TASK OBJECTIVE –
Collect each line of the entries that holds the string "will".

TASK MATERIAL –
┄┄┄┄┄┄┄┄┄┄┄┄┄┄┄┄┄┄┄┄

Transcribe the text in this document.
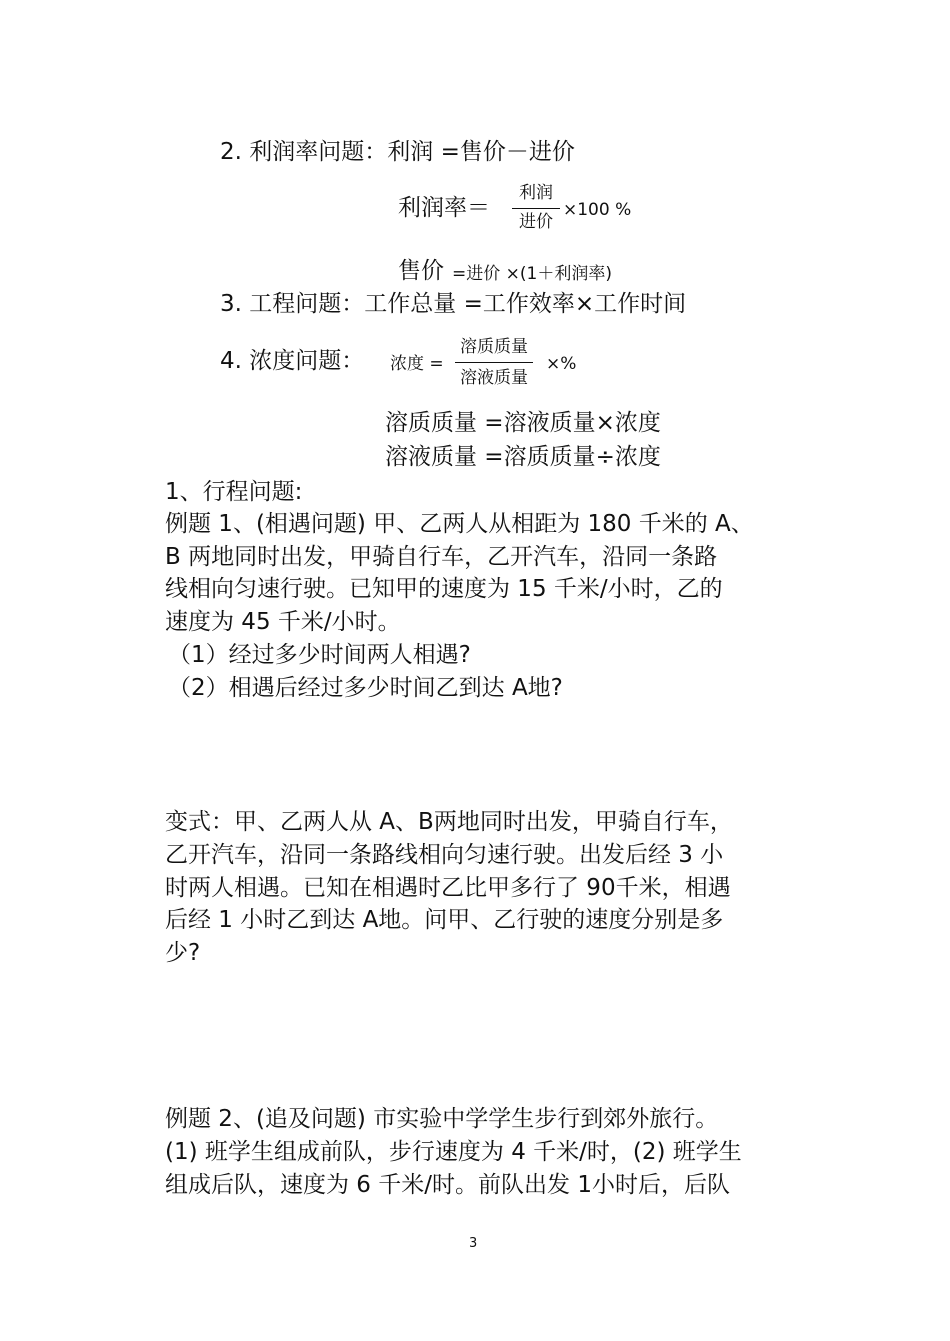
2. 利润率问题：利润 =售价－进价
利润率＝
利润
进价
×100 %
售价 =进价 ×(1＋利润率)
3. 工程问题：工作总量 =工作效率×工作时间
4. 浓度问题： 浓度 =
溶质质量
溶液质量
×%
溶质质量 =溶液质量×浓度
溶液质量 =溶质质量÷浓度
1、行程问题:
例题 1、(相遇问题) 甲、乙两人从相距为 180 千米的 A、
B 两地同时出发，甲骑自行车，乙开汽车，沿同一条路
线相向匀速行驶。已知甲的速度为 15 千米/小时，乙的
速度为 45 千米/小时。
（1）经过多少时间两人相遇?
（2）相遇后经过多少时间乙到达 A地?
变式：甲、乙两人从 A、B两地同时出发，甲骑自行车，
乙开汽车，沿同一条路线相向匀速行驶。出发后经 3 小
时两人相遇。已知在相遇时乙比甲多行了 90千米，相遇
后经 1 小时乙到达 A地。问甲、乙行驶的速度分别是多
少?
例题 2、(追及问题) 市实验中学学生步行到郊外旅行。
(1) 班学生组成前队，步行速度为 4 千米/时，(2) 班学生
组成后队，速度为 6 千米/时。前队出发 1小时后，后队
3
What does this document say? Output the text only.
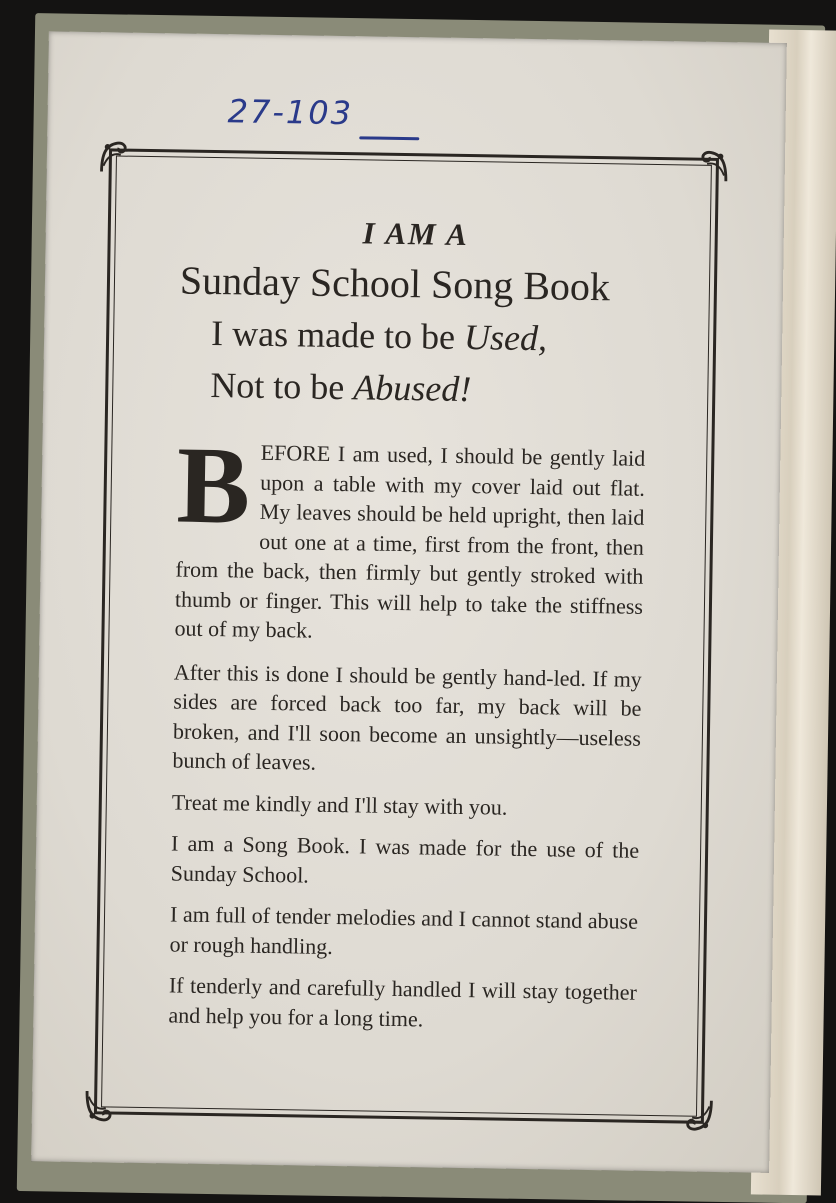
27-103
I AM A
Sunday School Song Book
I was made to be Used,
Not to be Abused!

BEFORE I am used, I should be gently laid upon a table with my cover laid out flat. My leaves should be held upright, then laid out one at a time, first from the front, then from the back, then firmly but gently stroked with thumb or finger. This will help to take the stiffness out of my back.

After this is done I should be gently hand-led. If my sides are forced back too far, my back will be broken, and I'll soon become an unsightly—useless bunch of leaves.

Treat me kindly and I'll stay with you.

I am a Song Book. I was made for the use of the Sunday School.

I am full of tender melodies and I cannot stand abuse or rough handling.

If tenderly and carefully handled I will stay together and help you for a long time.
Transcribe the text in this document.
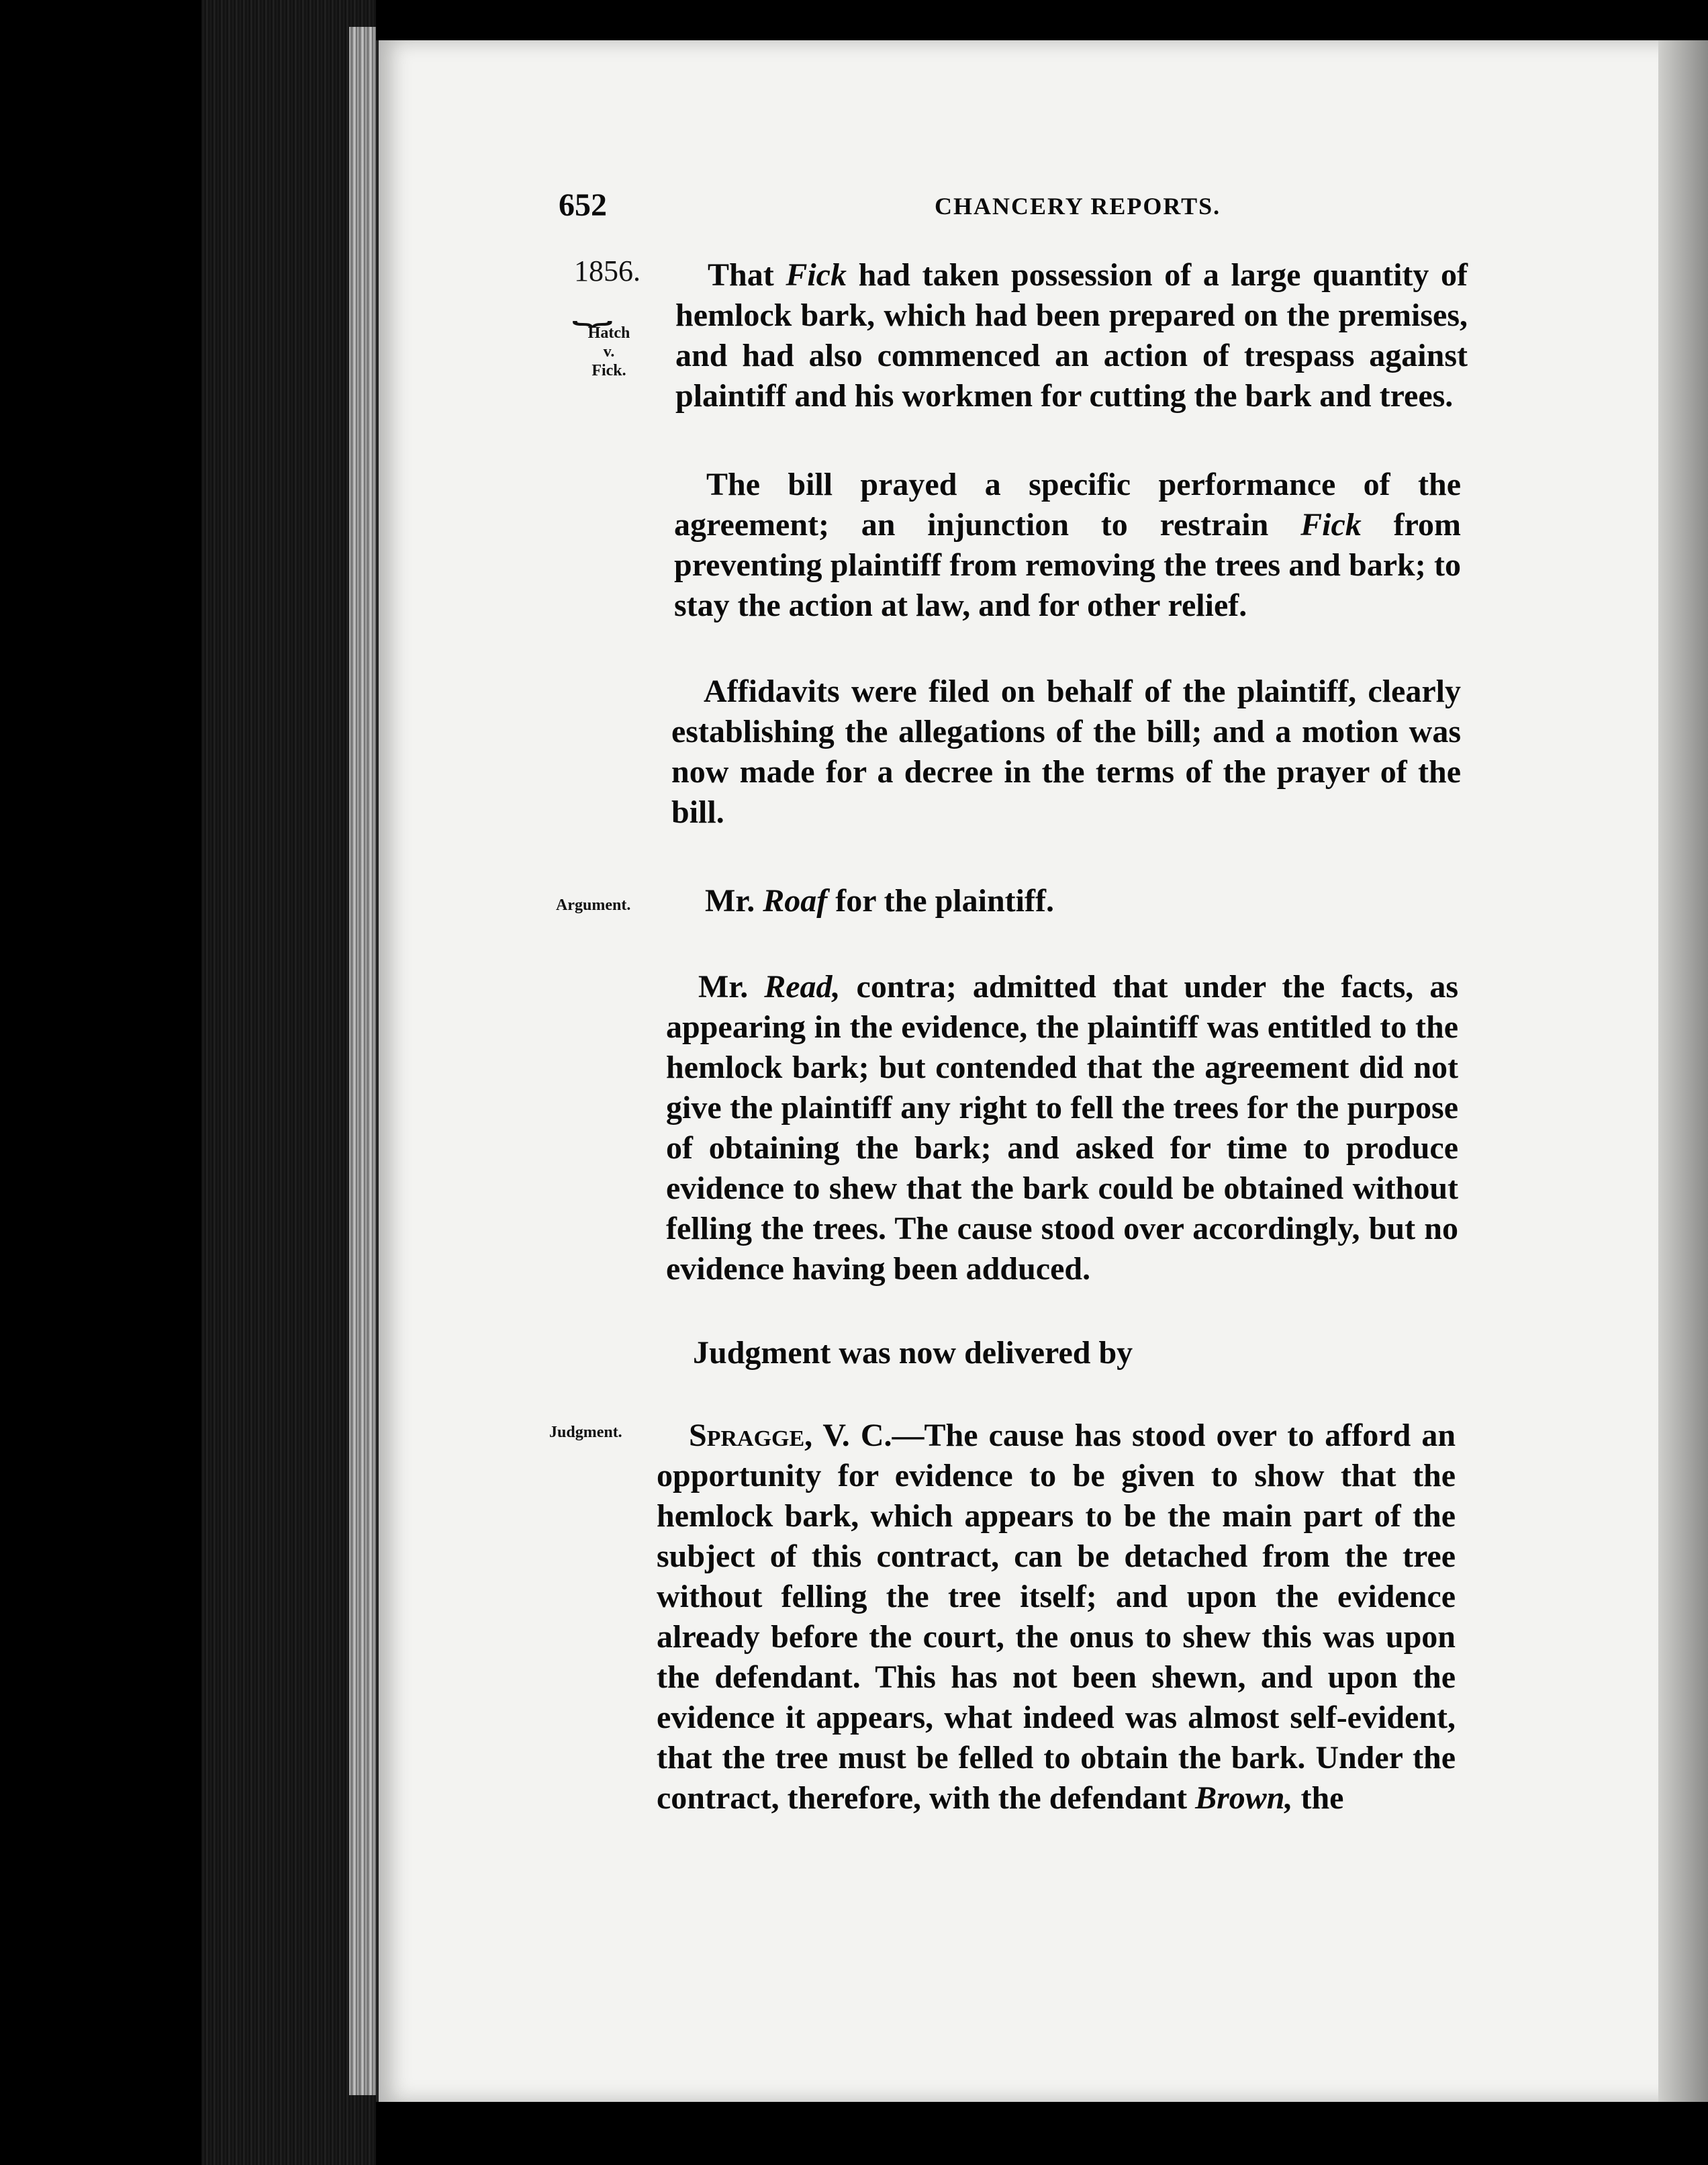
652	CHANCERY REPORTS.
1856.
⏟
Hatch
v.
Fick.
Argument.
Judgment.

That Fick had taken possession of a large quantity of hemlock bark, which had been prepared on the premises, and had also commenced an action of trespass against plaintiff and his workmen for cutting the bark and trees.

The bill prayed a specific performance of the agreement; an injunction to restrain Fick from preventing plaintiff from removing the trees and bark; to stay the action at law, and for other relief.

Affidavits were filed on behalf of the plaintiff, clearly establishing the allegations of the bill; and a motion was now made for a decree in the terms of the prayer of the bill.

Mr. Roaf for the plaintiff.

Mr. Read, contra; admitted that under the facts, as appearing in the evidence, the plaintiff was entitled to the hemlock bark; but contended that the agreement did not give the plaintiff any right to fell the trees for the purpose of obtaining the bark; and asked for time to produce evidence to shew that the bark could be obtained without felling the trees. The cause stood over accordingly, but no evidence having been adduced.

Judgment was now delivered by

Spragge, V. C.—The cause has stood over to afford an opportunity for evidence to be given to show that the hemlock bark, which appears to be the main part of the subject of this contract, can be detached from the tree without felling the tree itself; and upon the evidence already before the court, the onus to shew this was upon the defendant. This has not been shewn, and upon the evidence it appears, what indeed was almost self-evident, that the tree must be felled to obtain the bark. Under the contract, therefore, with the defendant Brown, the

┄┄┄┄┄┄┄┄┄┄┄┄┄┄┄┄┄┄┄┄

PROBLEM SOLUTION –
BEFORE I am used, I should be gently laid upon a table with my cover laid out flat. My leaves should be held upright, then laid out one at a time, first from the front, then from the back, then firmly but gently stroked with thumb or finger. This will help to take the stiffness out of my back.
After this is done I should be gently hand-led. If my sides are forced back too far, my back will be broken, and I'll soon become an unsightly—useless bunch of leaves.
If tenderly and carefully handled I will stay together and help you for a long time.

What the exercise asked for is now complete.